» **What the task requires**: Copy the following records word for word.
======== Exercise materials ========
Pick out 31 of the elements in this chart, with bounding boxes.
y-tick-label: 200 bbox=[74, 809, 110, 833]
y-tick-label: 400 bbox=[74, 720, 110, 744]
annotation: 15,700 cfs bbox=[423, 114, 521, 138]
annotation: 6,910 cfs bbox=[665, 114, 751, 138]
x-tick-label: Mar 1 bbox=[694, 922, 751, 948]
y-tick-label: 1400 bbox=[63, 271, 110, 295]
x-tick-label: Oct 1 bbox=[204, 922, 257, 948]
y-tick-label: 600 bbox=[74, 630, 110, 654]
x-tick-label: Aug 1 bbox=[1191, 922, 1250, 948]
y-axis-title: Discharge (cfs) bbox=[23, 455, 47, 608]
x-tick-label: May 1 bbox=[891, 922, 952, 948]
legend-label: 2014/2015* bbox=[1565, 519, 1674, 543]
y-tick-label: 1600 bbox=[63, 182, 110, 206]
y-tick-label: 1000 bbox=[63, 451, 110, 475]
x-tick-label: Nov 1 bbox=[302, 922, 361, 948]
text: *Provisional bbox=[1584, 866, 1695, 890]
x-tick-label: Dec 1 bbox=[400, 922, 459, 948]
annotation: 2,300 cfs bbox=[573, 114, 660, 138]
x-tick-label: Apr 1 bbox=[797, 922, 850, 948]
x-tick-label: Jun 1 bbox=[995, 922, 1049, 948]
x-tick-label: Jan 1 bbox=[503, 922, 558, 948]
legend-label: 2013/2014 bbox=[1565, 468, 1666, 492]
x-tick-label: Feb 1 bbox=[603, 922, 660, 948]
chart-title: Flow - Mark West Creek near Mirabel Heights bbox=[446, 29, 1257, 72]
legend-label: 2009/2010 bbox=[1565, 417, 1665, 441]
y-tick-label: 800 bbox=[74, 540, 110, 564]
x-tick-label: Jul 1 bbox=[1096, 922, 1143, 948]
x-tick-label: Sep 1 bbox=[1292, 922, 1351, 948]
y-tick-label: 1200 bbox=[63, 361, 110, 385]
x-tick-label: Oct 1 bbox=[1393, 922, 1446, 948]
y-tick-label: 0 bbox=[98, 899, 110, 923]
========
» **Exercise result**:
Pick out 31 of the elements in this chart, with bounding boxes.
y-tick-label: 200 bbox=[74, 809, 110, 833]
y-tick-label: 400 bbox=[74, 720, 110, 744]
annotation: 15,700 cfs bbox=[423, 114, 521, 138]
annotation: 6,910 cfs bbox=[665, 114, 751, 138]
x-tick-label: Mar 1 bbox=[694, 922, 751, 948]
y-tick-label: 1400 bbox=[63, 271, 110, 295]
x-tick-label: Oct 1 bbox=[204, 922, 257, 948]
y-tick-label: 600 bbox=[74, 630, 110, 654]
x-tick-label: Aug 1 bbox=[1191, 922, 1250, 948]
y-axis-title: Discharge (cfs) bbox=[23, 455, 47, 608]
x-tick-label: May 1 bbox=[891, 922, 952, 948]
legend-label: 2014/2015* bbox=[1565, 519, 1674, 543]
y-tick-label: 1600 bbox=[63, 182, 110, 206]
y-tick-label: 1000 bbox=[63, 451, 110, 475]
x-tick-label: Nov 1 bbox=[302, 922, 361, 948]
text: *Provisional bbox=[1584, 866, 1695, 890]
x-tick-label: Dec 1 bbox=[400, 922, 459, 948]
annotation: 2,300 cfs bbox=[573, 114, 660, 138]
x-tick-label: Apr 1 bbox=[797, 922, 850, 948]
x-tick-label: Jun 1 bbox=[995, 922, 1049, 948]
x-tick-label: Jan 1 bbox=[503, 922, 558, 948]
legend-label: 2013/2014 bbox=[1565, 468, 1666, 492]
x-tick-label: Feb 1 bbox=[603, 922, 660, 948]
chart-title: Flow - Mark West Creek near Mirabel Heights bbox=[446, 29, 1257, 72]
legend-label: 2009/2010 bbox=[1565, 417, 1665, 441]
y-tick-label: 800 bbox=[74, 540, 110, 564]
x-tick-label: Jul 1 bbox=[1096, 922, 1143, 948]
x-tick-label: Sep 1 bbox=[1292, 922, 1351, 948]
y-tick-label: 1200 bbox=[63, 361, 110, 385]
x-tick-label: Oct 1 bbox=[1393, 922, 1446, 948]
y-tick-label: 0 bbox=[98, 899, 110, 923]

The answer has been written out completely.